**Set exercise**
Select every line below containing the word "icon".

**Information provided**
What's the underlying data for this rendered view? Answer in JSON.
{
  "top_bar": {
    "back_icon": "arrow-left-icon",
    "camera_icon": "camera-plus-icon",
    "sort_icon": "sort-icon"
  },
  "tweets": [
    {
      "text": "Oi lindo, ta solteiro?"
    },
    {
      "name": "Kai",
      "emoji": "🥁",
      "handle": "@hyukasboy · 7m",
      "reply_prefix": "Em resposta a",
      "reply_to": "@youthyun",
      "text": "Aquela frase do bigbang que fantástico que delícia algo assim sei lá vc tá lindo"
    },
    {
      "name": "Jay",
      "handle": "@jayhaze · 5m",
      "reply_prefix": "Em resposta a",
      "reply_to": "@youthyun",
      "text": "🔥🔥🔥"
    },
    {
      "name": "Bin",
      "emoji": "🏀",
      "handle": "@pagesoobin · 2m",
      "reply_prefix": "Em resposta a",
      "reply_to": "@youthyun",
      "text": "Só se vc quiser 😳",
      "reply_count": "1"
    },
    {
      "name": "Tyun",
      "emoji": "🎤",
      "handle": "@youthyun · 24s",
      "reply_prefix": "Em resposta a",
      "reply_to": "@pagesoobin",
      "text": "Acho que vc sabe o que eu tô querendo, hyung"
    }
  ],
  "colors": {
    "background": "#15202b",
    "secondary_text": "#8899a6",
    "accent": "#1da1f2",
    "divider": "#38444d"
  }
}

**The response**
    "back_icon": "arrow-left-icon",
    "camera_icon": "camera-plus-icon",
    "sort_icon": "sort-icon"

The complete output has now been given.